INSTRUCTIONS FOR THE TASK: Comb through the entries for "JSON" and pull out each line that holds it.

LISTED ENTRIES:
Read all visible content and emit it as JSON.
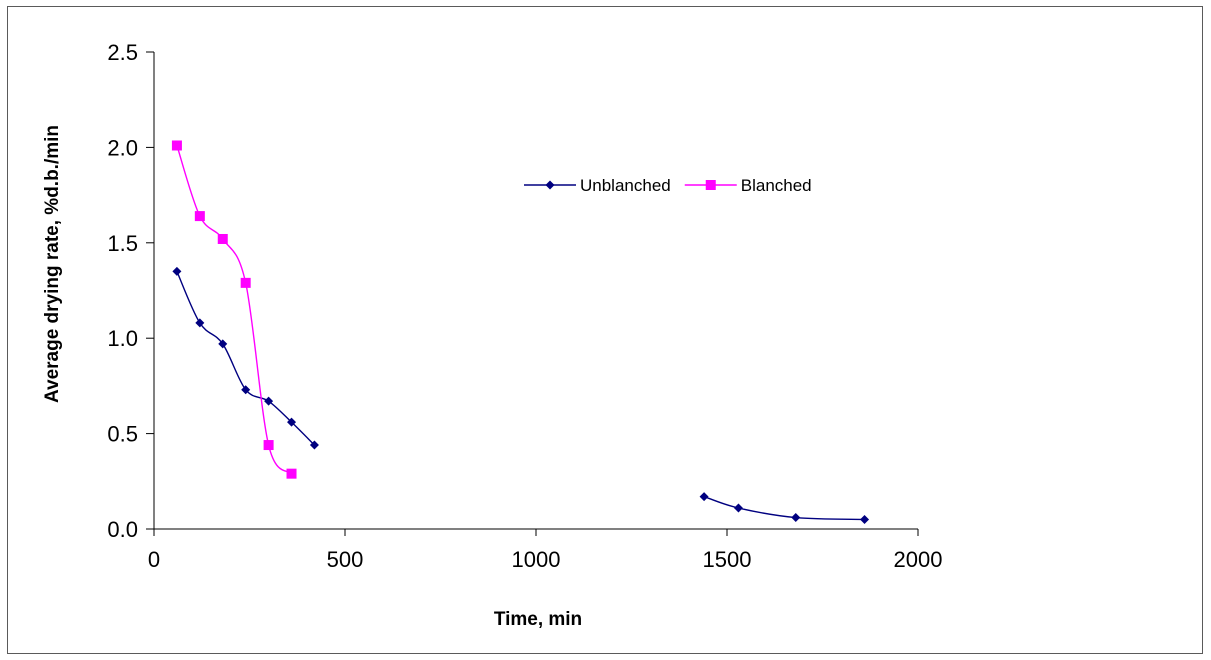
{
  "chart_data": {
    "type": "line",
    "title": "",
    "xlabel": "Time, min",
    "ylabel": "Average drying rate, %d.b./min",
    "xlim": [
      0,
      2000
    ],
    "ylim": [
      0,
      2.5
    ],
    "x_ticks": [
      0,
      500,
      1000,
      1500,
      2000
    ],
    "y_ticks": [
      0.0,
      0.5,
      1.0,
      1.5,
      2.0,
      2.5
    ],
    "y_tick_labels": [
      "0.0",
      "0.5",
      "1.0",
      "1.5",
      "2.0",
      "2.5"
    ],
    "grid": false,
    "legend_position": "upper-center",
    "series": [
      {
        "name": "Unblanched",
        "color": "#000080",
        "marker": "diamond",
        "segments": [
          [
            [
              60,
              1.35
            ],
            [
              120,
              1.08
            ],
            [
              180,
              0.97
            ],
            [
              240,
              0.73
            ],
            [
              300,
              0.67
            ],
            [
              360,
              0.56
            ],
            [
              420,
              0.44
            ]
          ],
          [
            [
              1440,
              0.17
            ],
            [
              1530,
              0.11
            ],
            [
              1680,
              0.06
            ],
            [
              1860,
              0.05
            ]
          ]
        ]
      },
      {
        "name": "Blanched",
        "color": "#ff00ff",
        "marker": "square",
        "segments": [
          [
            [
              60,
              2.01
            ],
            [
              120,
              1.64
            ],
            [
              180,
              1.52
            ],
            [
              240,
              1.29
            ],
            [
              300,
              0.44
            ],
            [
              360,
              0.29
            ]
          ]
        ]
      }
    ]
  }
}
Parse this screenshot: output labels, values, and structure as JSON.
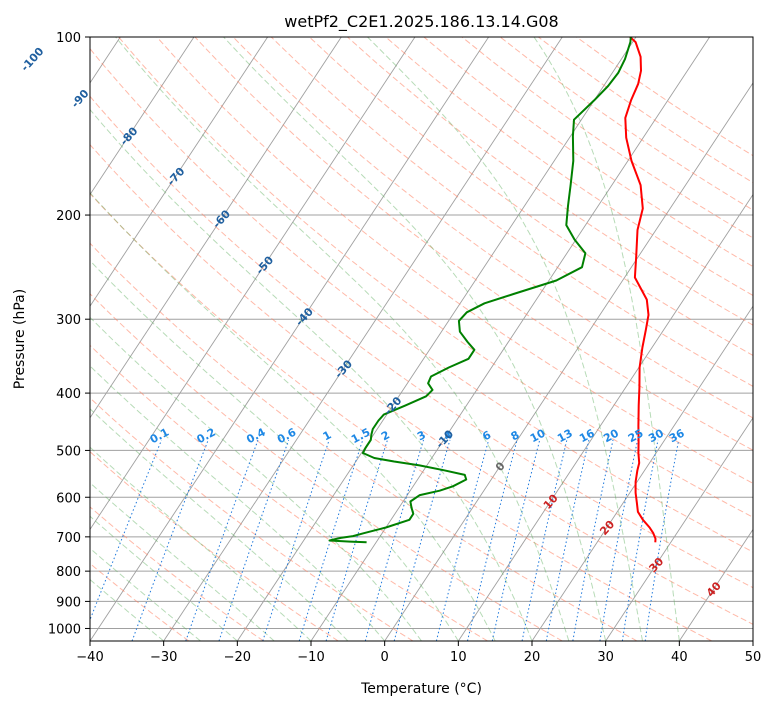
{
  "chart_data": {
    "type": "line",
    "diagram": "skew-t",
    "title": "wetPf2_C2E1.2025.186.13.14.G08",
    "xlabel": "Temperature (°C)",
    "ylabel": "Pressure (hPa)",
    "xlim": [
      -40,
      50
    ],
    "ylim": [
      1050,
      100
    ],
    "y_scale": "log",
    "x_ticks": [
      -40,
      -30,
      -20,
      -10,
      0,
      10,
      20,
      30,
      40,
      50
    ],
    "x_tick_labels": [
      "−40",
      "−30",
      "−20",
      "−10",
      "0",
      "10",
      "20",
      "30",
      "40",
      "50"
    ],
    "y_ticks": [
      100,
      200,
      300,
      400,
      500,
      600,
      700,
      800,
      900,
      1000
    ],
    "y_tick_labels": [
      "100",
      "200",
      "300",
      "400",
      "500",
      "600",
      "700",
      "800",
      "900",
      "1000"
    ],
    "grid": true,
    "colors": {
      "temperature": "#ff0000",
      "dewpoint": "#008000",
      "isotherm": "#a0a0a0",
      "dry_adiabat": "#ff8060",
      "moist_adiabat": "#60b060",
      "mixing_ratio": "#1e78dc",
      "isotherm_label": "#1f5f9f",
      "mixing_label": "#1e88e5",
      "wet_bulb_label": "#cc2222"
    },
    "series": [
      {
        "key": "temperature",
        "points": [
          [
            27.9,
            715
          ],
          [
            27.6,
            705
          ],
          [
            26.8,
            690
          ],
          [
            25.8,
            675
          ],
          [
            24.2,
            655
          ],
          [
            22.8,
            635
          ],
          [
            21.8,
            612
          ],
          [
            20.8,
            590
          ],
          [
            19.8,
            565
          ],
          [
            19.0,
            540
          ],
          [
            18.6,
            525
          ],
          [
            17.6,
            505
          ],
          [
            16.7,
            485
          ],
          [
            15.2,
            455
          ],
          [
            13.4,
            420
          ],
          [
            11.9,
            392
          ],
          [
            10.1,
            362
          ],
          [
            8.7,
            335
          ],
          [
            7.6,
            313
          ],
          [
            6.6,
            295
          ],
          [
            5.0,
            278
          ],
          [
            1.4,
            255
          ],
          [
            -0.3,
            235
          ],
          [
            -2.5,
            212
          ],
          [
            -3.7,
            195
          ],
          [
            -6.1,
            178
          ],
          [
            -9.5,
            162
          ],
          [
            -12.3,
            148
          ],
          [
            -14.2,
            137
          ],
          [
            -15.0,
            128
          ],
          [
            -15.5,
            120
          ],
          [
            -16.3,
            114
          ],
          [
            -17.6,
            108
          ],
          [
            -19.6,
            102
          ],
          [
            -20.8,
            100
          ]
        ]
      },
      {
        "key": "dewpoint",
        "points": [
          [
            -11.3,
            715
          ],
          [
            -13.6,
            713
          ],
          [
            -16.5,
            710
          ],
          [
            -15.2,
            703
          ],
          [
            -13.7,
            698
          ],
          [
            -12.5,
            690
          ],
          [
            -10.0,
            675
          ],
          [
            -7.5,
            655
          ],
          [
            -7.5,
            640
          ],
          [
            -8.3,
            625
          ],
          [
            -9.0,
            610
          ],
          [
            -8.3,
            595
          ],
          [
            -6.0,
            585
          ],
          [
            -4.6,
            575
          ],
          [
            -3.4,
            560
          ],
          [
            -4.0,
            550
          ],
          [
            -7.3,
            540
          ],
          [
            -11.0,
            530
          ],
          [
            -14.8,
            522
          ],
          [
            -17.8,
            515
          ],
          [
            -19.8,
            505
          ],
          [
            -19.9,
            495
          ],
          [
            -19.9,
            480
          ],
          [
            -20.3,
            470
          ],
          [
            -20.6,
            460
          ],
          [
            -20.6,
            445
          ],
          [
            -20.4,
            435
          ],
          [
            -18.3,
            420
          ],
          [
            -16.3,
            405
          ],
          [
            -16.0,
            395
          ],
          [
            -17.2,
            385
          ],
          [
            -17.4,
            375
          ],
          [
            -15.8,
            362
          ],
          [
            -13.9,
            350
          ],
          [
            -13.9,
            338
          ],
          [
            -15.5,
            328
          ],
          [
            -17.5,
            315
          ],
          [
            -18.6,
            302
          ],
          [
            -18.3,
            292
          ],
          [
            -16.7,
            282
          ],
          [
            -13.6,
            272
          ],
          [
            -9.0,
            258
          ],
          [
            -6.7,
            245
          ],
          [
            -7.5,
            232
          ],
          [
            -10.2,
            220
          ],
          [
            -12.6,
            208
          ],
          [
            -14.1,
            193
          ],
          [
            -15.6,
            178
          ],
          [
            -17.4,
            162
          ],
          [
            -19.7,
            147
          ],
          [
            -21.0,
            138
          ],
          [
            -20.0,
            128
          ],
          [
            -19.4,
            121
          ],
          [
            -19.2,
            115
          ],
          [
            -19.5,
            109
          ],
          [
            -20.3,
            102
          ],
          [
            -20.7,
            100
          ]
        ]
      }
    ],
    "isotherm_labels": [
      "-100",
      "-90",
      "-80",
      "-70",
      "-60",
      "-50",
      "-40",
      "-30",
      "-20",
      "-10",
      "0",
      "10",
      "20",
      "30",
      "40"
    ],
    "isotherm_label_pressures": [
      109,
      127,
      147,
      172,
      203,
      243,
      297,
      364,
      420,
      478,
      532,
      610,
      675,
      780,
      858
    ],
    "mixing_ratio_labels": [
      "0.1",
      "0.2",
      "0.4",
      "0.6",
      "1",
      "1.5",
      "2",
      "3",
      "4",
      "6",
      "8",
      "10",
      "13",
      "16",
      "20",
      "25",
      "30",
      "36"
    ],
    "mixing_ratio_values": [
      0.1,
      0.2,
      0.4,
      0.6,
      1,
      1.5,
      2,
      3,
      4,
      6,
      8,
      10,
      13,
      16,
      20,
      25,
      30,
      36
    ],
    "mixing_ratio_label_pressure": 482
  }
}
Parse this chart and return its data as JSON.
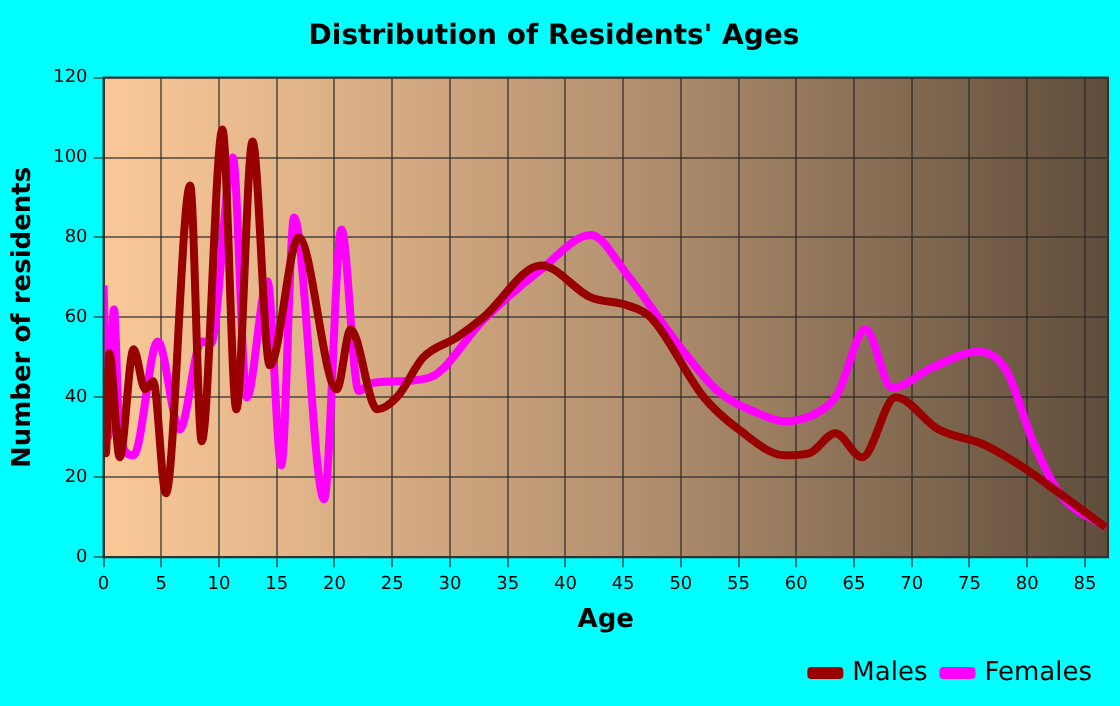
{
  "chart_data": {
    "type": "line",
    "title": "Distribution of Residents' Ages",
    "xlabel": "Age",
    "ylabel": "Number of residents",
    "xlim": [
      0,
      87
    ],
    "xticks": [
      0,
      5,
      10,
      15,
      20,
      25,
      30,
      35,
      40,
      45,
      50,
      55,
      60,
      65,
      70,
      75,
      80,
      85
    ],
    "ylim": [
      0,
      120
    ],
    "yticks": [
      0,
      20,
      40,
      60,
      80,
      100,
      120
    ],
    "grid": true,
    "legend": "bottom right",
    "marker": "none",
    "line_style": "solid",
    "series": [
      {
        "name": "Males",
        "color": "#990000",
        "x": [
          0,
          0.2,
          0.5,
          1.4,
          2.6,
          3.6,
          4.3,
          5.4,
          7.5,
          8.5,
          10.3,
          11.5,
          12.9,
          14.4,
          16.9,
          20.2,
          21.4,
          23.7,
          25.4,
          27.7,
          30.6,
          32.9,
          37.9,
          42.2,
          45.4,
          47.4,
          52,
          55,
          59,
          61.1,
          63.4,
          65.7,
          68.6,
          72.3,
          76.4,
          79.9,
          82.8,
          86.8
        ],
        "values": [
          47,
          26,
          51,
          25,
          52,
          42,
          44,
          16,
          93,
          29,
          107,
          37,
          104,
          48,
          80,
          42,
          57,
          37,
          40,
          50,
          55,
          60,
          73,
          65,
          63,
          60,
          40,
          32,
          25.5,
          26,
          31,
          25,
          40,
          32,
          28,
          22,
          16,
          7.5
        ]
      },
      {
        "name": "Females",
        "color": "#ff00ff",
        "x": [
          0,
          0.4,
          0.9,
          1.4,
          2.6,
          4.7,
          6.6,
          8.5,
          9.3,
          11.2,
          12.4,
          14.2,
          15.4,
          16.5,
          19.1,
          20.6,
          22.1,
          23.3,
          25.4,
          28.3,
          32.9,
          37.9,
          42.2,
          45.4,
          49.7,
          53.2,
          56.7,
          59,
          62.5,
          63.6,
          66,
          68.3,
          71.8,
          75.8,
          78.2,
          80.5,
          82.8,
          86.8
        ],
        "values": [
          68,
          30,
          62,
          30,
          25.5,
          54,
          32,
          54,
          53.5,
          100,
          40,
          69,
          23,
          85,
          14.5,
          82,
          41.6,
          43.6,
          44,
          45,
          59.4,
          72,
          80.6,
          70.5,
          53.5,
          41.6,
          36,
          34,
          37.4,
          41,
          57,
          42.4,
          47.5,
          51.4,
          46.7,
          29,
          16,
          7.5
        ]
      }
    ]
  }
}
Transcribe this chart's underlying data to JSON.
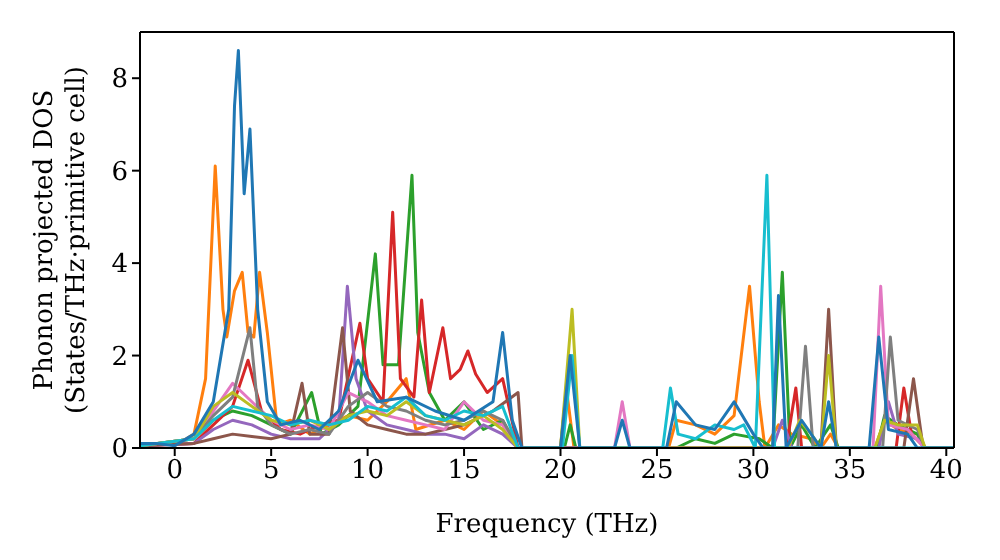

OUTPUT FOR THIS EXERCISE:
Read all visible content and emit it as JSON.
Parse this screenshot: output labels, values, and structure as JSON.
Parse this chart and return its data as JSON.
Transcribe this chart's underlying data to JSON.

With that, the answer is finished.